▶ _To be done_: Check each line of the entries below for the string "amount"; copy every line where it appears.

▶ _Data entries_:
>>

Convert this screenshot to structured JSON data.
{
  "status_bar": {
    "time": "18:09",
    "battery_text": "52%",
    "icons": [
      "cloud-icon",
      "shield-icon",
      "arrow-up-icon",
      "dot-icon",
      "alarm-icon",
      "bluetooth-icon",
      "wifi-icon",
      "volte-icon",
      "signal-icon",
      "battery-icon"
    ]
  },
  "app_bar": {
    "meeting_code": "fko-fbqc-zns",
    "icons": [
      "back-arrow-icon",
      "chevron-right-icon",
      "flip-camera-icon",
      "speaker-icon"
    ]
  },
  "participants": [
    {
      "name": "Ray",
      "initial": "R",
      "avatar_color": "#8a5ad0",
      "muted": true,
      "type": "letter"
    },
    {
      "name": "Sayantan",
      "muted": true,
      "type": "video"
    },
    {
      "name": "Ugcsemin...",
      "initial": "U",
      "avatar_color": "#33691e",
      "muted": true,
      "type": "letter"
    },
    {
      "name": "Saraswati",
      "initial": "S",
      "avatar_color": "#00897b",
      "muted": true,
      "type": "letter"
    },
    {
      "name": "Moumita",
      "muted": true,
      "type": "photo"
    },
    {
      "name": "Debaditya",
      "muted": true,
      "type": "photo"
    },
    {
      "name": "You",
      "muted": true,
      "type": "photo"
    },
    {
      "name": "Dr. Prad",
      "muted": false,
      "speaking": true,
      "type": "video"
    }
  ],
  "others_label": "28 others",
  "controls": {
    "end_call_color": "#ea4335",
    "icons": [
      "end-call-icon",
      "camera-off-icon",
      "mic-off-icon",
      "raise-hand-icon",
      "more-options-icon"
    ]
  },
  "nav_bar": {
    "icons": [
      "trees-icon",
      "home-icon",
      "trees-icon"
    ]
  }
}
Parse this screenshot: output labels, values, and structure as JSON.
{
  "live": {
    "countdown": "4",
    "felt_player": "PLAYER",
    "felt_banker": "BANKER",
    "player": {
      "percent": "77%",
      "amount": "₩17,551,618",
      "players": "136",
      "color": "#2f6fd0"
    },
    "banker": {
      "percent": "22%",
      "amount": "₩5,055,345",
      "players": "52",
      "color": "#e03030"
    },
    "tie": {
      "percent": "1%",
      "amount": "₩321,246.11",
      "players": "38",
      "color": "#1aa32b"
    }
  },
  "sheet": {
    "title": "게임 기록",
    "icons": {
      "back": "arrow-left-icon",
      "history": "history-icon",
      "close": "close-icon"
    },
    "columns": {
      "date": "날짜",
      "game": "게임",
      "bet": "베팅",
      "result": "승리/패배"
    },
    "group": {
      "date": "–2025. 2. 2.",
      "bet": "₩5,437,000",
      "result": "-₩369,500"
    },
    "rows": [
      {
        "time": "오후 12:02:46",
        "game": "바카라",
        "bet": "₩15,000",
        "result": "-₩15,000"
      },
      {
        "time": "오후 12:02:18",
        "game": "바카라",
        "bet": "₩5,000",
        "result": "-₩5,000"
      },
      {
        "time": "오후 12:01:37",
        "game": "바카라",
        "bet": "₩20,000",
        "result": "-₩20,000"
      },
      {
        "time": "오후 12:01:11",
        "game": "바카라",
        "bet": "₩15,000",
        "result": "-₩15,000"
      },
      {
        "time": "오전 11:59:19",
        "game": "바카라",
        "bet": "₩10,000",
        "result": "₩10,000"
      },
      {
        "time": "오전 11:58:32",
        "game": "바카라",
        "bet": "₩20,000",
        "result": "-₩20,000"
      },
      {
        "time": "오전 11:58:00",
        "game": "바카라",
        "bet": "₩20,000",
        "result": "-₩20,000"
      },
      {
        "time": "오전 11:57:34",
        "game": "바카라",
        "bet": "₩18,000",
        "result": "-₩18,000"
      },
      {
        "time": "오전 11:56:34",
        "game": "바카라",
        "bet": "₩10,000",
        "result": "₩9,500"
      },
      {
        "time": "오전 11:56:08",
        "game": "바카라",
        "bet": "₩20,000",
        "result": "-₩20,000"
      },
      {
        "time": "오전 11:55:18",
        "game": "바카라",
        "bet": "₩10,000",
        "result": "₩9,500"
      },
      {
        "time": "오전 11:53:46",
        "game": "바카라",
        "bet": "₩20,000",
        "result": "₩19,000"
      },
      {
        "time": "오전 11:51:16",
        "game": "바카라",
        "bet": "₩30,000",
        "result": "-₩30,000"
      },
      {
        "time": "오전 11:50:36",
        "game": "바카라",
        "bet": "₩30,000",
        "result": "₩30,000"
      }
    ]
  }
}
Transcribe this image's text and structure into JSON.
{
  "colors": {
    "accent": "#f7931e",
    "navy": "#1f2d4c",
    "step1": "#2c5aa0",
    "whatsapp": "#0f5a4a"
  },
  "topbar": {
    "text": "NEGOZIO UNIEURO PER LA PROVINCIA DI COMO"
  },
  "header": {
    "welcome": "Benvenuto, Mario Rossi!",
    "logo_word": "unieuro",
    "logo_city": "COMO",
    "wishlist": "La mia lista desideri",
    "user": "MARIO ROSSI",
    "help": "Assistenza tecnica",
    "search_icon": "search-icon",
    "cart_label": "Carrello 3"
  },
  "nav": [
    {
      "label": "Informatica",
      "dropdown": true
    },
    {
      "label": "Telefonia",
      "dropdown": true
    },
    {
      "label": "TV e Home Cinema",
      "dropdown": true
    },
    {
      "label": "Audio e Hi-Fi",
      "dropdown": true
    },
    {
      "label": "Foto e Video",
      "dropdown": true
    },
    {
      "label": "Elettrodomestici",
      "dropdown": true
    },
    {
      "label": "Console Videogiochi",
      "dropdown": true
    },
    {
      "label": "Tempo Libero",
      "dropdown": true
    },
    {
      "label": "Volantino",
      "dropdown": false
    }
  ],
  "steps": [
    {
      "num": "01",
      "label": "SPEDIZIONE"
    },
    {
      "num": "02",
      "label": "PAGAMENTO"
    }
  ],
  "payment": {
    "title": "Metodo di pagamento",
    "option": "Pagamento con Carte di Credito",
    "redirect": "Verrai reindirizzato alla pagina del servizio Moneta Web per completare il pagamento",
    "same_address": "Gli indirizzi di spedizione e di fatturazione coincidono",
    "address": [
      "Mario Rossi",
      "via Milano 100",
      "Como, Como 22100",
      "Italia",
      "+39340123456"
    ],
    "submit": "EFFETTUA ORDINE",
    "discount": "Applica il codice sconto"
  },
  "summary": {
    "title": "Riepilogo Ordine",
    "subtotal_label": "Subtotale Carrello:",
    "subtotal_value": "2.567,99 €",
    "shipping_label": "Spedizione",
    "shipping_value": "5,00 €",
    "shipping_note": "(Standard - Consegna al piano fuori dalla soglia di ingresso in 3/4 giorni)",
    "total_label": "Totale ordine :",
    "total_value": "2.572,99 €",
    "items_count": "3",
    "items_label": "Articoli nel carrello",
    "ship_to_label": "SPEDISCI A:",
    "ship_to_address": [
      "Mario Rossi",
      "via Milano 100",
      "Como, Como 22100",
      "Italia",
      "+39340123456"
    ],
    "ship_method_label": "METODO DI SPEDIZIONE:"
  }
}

<<

▶ _Solution below_:
      "amount": "₩17,551,618",
      "amount": "₩5,055,345",
      "amount": "₩321,246.11",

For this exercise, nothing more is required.